**To-do list**
- a) In the passage about Smyrna, which of the twelve rival cities was the most powerful?
- b) Please carry on the passage about Smyrna from its last sentence.

**Extract to read**
• • • • • • •

Smyrna has been an important city for at least 3000 years. Occupying one of the most beautiful and commanding positions in the eastern aegean coastland, at the head of a deep and sheltered gulf, it has had a very chequered but honourable history, and it is to-day by far the most prosperous city in Asia Minor having a quarter of a million inhabitants. ‘Old Smyrna’-ἡ παλαιὰ Σμύρνα (Strabo, XIV. i. 37)-was colonized by the aeolians, captured from them by the Ionians, and almost destroyed (in the 7th cent. b.c.) by the Lydians. It lay under Mt. Sipylos, 2 or 3 miles N. of ‘New Smyrna,’ which was founded by Lysimachus (circa, about 290 b.c.), and built along the southern shore of the Gulf and up the slopes of Mt. Pagos, the westernmost spur of the Tmolus range.

Smyrna was the emporium for the trade of the fertile Hermus valley, and the terminus of one of the great roads from the interior of Asia Minor. It was noted for its carefully-planned streets-one of them called ‘Golden Street’-and splendid public buildings. Its citizens owed much to their sagacious friendship with Rome. As early as 195 b.c. they dedicated a shrine to Roma, and in all the struggles of the next two centuries Smyrna was invariably on the Roman-that is, the winning-side. She was rewarded for her fidelity by being constituted a civitas libera et immunis, and under Tiberius she was chosen from among twelve keen rivals, of whom Sardis was the most powerful, to have the honour of building a temple to the Emperor (Tacitus, Ann. iv. 55f.).

• • • • • • •

**Dataset extract**
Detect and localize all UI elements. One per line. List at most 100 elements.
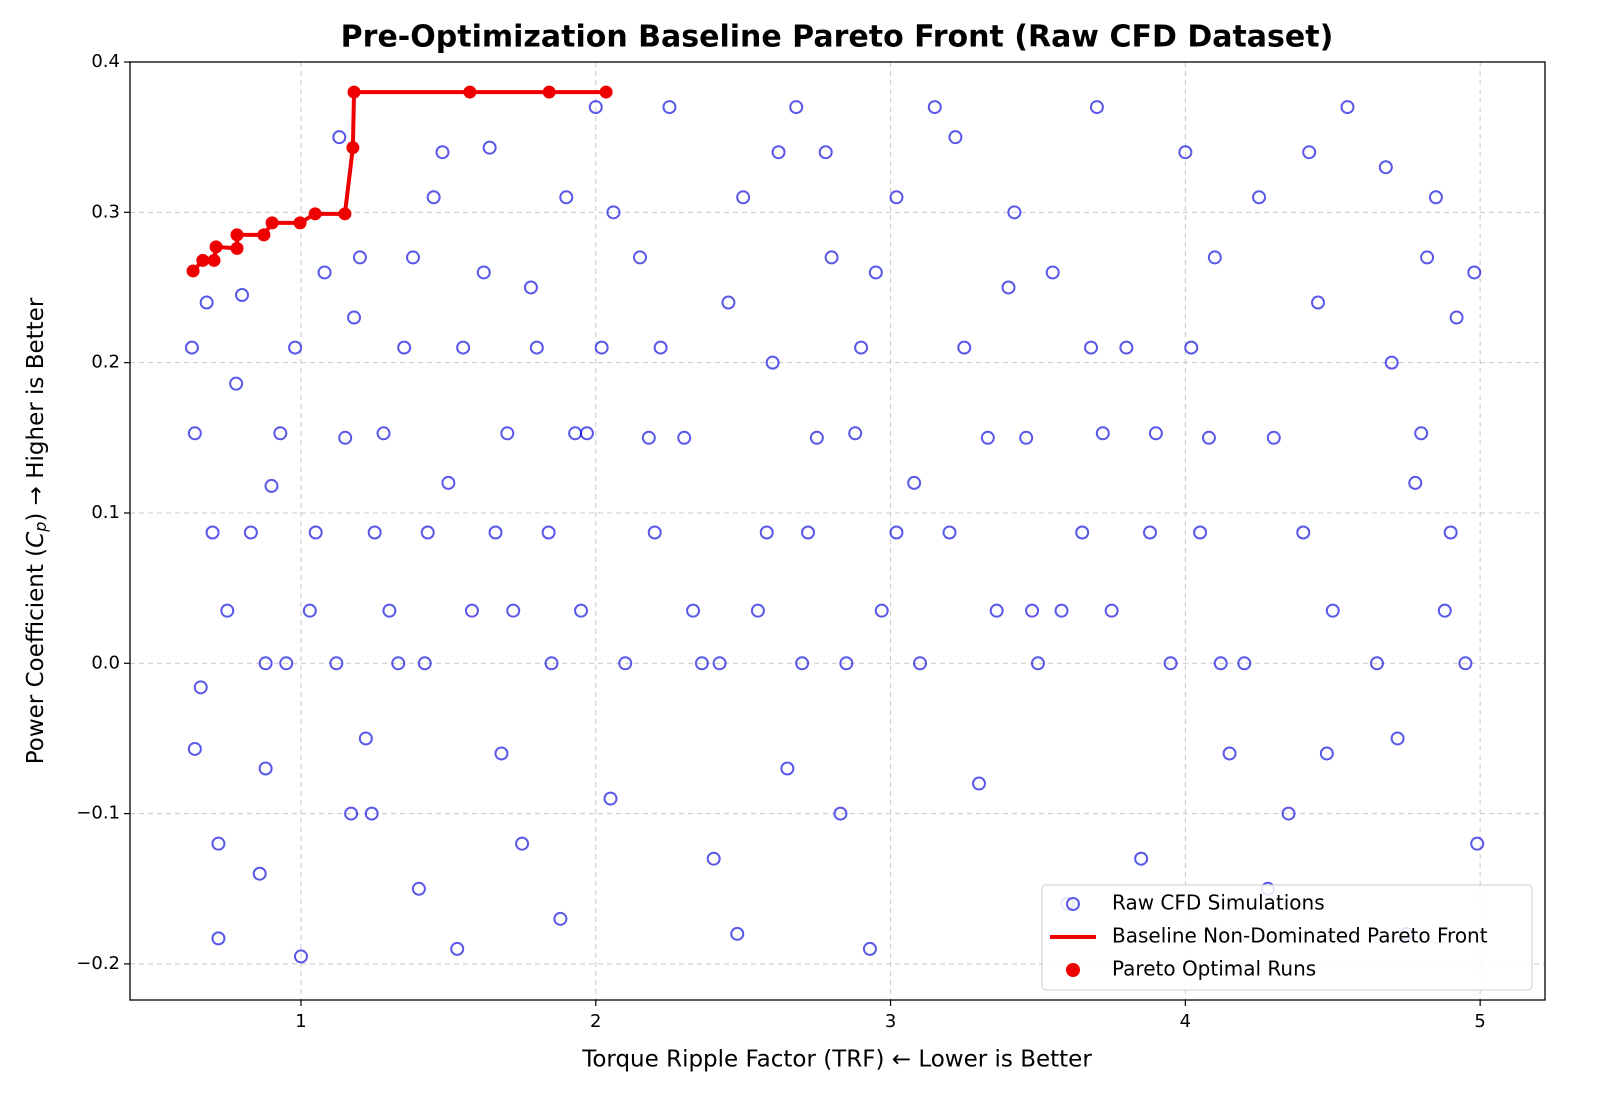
pareto-point: [207, 253, 221, 267]
scatter-point: [1193, 525, 1208, 540]
scatter-point: [833, 806, 848, 821]
scatter-point: [559, 190, 574, 205]
scatter-point: [1007, 205, 1022, 220]
scatter-point: [1095, 426, 1110, 441]
scatter-point: [765, 355, 780, 370]
scatter-point: [488, 525, 503, 540]
chart-title: Pre-Optimization Baseline Pareto Front (…: [341, 20, 1334, 55]
scatter-point: [641, 430, 656, 445]
pareto-point: [257, 228, 271, 242]
scatter-point: [913, 656, 928, 671]
pareto-point: [230, 228, 244, 242]
scatter-point: [771, 145, 786, 160]
scatter-point: [220, 603, 235, 618]
pareto-point: [338, 207, 352, 221]
y-axis-label: Power Coefficient (Cp) → Higher is Bette…: [23, 297, 50, 764]
scatter-point: [1319, 746, 1334, 761]
pareto-point: [347, 85, 361, 99]
y-tick-label: −0.2: [76, 953, 120, 974]
scatter-point: [721, 295, 736, 310]
scatter-point: [476, 265, 491, 280]
x-axis-label: Torque Ripple Factor (TRF) ← Lower is Be…: [581, 1047, 1092, 1073]
scatter-point: [420, 525, 435, 540]
scatter-point: [417, 656, 432, 671]
pareto-point: [542, 85, 556, 99]
scatter-point: [500, 426, 515, 441]
pareto-point: [196, 253, 210, 267]
scatter-point: [1030, 656, 1045, 671]
scatter-point: [1134, 851, 1149, 866]
scatter-point: [907, 475, 922, 490]
scatter-point: [515, 836, 530, 851]
scatter-point: [1266, 430, 1281, 445]
scatter-point: [1142, 525, 1157, 540]
pareto-point: [346, 141, 360, 155]
scatter-point: [1252, 190, 1267, 205]
scatter-point: [456, 340, 471, 355]
scatter-point: [948, 130, 963, 145]
scatter-point: [1163, 656, 1178, 671]
scatter-point: [1019, 430, 1034, 445]
scatter-point: [229, 376, 244, 391]
scatter-point: [1458, 656, 1473, 671]
scatter-point: [809, 430, 824, 445]
scatter-point: [854, 340, 869, 355]
y-tick-label: 0.4: [91, 51, 120, 72]
y-tick-label: −0.1: [76, 803, 120, 824]
scatter-point: [568, 426, 583, 441]
y-label-part: Power Coefficient (: [23, 548, 49, 764]
scatter-point: [632, 250, 647, 265]
scatter-point: [279, 656, 294, 671]
scatter-point: [450, 941, 465, 956]
scatter-point: [211, 931, 226, 946]
scatter-point: [288, 340, 303, 355]
pareto-point: [599, 85, 613, 99]
scatter-point: [426, 190, 441, 205]
plot-frame: [129, 61, 1546, 1001]
x-tick-label: 1: [295, 1011, 306, 1032]
y-label-sub: p: [31, 522, 50, 533]
scatter-point: [889, 190, 904, 205]
scatter-point: [1025, 603, 1040, 618]
scatter-point: [686, 603, 701, 618]
scatter-point: [1075, 525, 1090, 540]
y-tick-label: 0.3: [91, 201, 120, 222]
scatter-point: [494, 746, 509, 761]
scatter-point: [824, 250, 839, 265]
scatter-point: [1213, 656, 1228, 671]
x-tick-label: 3: [885, 1011, 896, 1032]
scatter-point: [193, 680, 208, 695]
scatter-point: [523, 280, 538, 295]
scatter-point: [391, 656, 406, 671]
scatter-point: [1443, 525, 1458, 540]
scatter-point: [187, 741, 202, 756]
x-tick-label: 4: [1180, 1011, 1191, 1032]
scatter-point: [1378, 160, 1393, 175]
scatter-point: [1311, 295, 1326, 310]
scatter-point: [317, 265, 332, 280]
scatter-point: [1045, 265, 1060, 280]
scatter-point: [364, 806, 379, 821]
legend-marker: [1066, 897, 1080, 911]
pareto-point: [293, 216, 307, 230]
y-tick-label: 0.1: [91, 502, 120, 523]
scatter-point: [927, 100, 942, 115]
scatter-point: [603, 791, 618, 806]
scatter-point: [1449, 310, 1464, 325]
scatter-point: [972, 776, 986, 791]
scatter-point: [942, 525, 957, 540]
scatter-point: [211, 836, 226, 851]
scatter-point: [332, 130, 347, 145]
scatter-point: [736, 190, 751, 205]
scatter-point: [795, 656, 810, 671]
legend-label: Raw CFD Simulations: [1112, 891, 1325, 915]
scatter-point: [712, 656, 727, 671]
legend-label: Pareto Optimal Runs: [1112, 957, 1316, 981]
legend-box: [1041, 884, 1533, 991]
scatter-point: [184, 340, 199, 355]
scatter-point: [1089, 100, 1104, 115]
scatter-point: [653, 340, 668, 355]
scatter-point: [868, 265, 883, 280]
scatter-point: [1084, 340, 1099, 355]
scatter-point: [694, 656, 709, 671]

• • • • • • •

**Task responses**
- a) Sardis

- b)
The message to Smyrna in Rev. (Revelation 2:8-11) is at once the briefest and the most eulogistic of all the Seven Letters. Like the others, it unquestionably contains a number of pointed local allusions. Words which may now seem pale and neutral were deeply significant to the first readers. St. John knew each of his churches almost as a living personality, and no touch is superfluous or irrelevant in his clearly-conceived and carefully-etched portraits. The title which he chooses for the Sender of the letters is in every instance apposite. The message to Smyrna comes from ‘the First and the Last’ (Revelation 2:8). Smyrna was the most ambitious of all the cities of Asia, and her municipal self-consciousness was inordinately developed. She could brook no rivals; she coveted all the honours and prizes; she appropriated the title πρώτη Ἀσίας. Her claim to be first in beauty was scarcely disputed, Strabo (XIV. i. 37) calling her καλλίστη πασῶν. She counted the greatest of poets one of her sons-though many other cities questioned the claim-and built a Homereion in his honour. She convinced the Roman Senate that she ‘first reared a temple to the city of Rome’ (Tacitus, Ann. iv. 56), and she wished to be first, as a νεωκόρος or temple-warden, to pay divine honours to the Emperor. She was like the Homeric hero whom nothing would Satisfy but αἰὲν ἀριστεύειν, καὶ ὑπείροχον ἔμμεναι ἄλλων (Il. vi. 208). To this ‘First City’ comes a letter from the First and the Last. Let her but once recognize His primacy, and she is likely to revise all her civic ideals, to renounce all her self-centred ambitions. Her first and most illustrious citizens will be her martyrs. Her standard of comparison will no longer be Ephesus or Sardis or Pergamos or even Rome, but the City of God, in which the last is first.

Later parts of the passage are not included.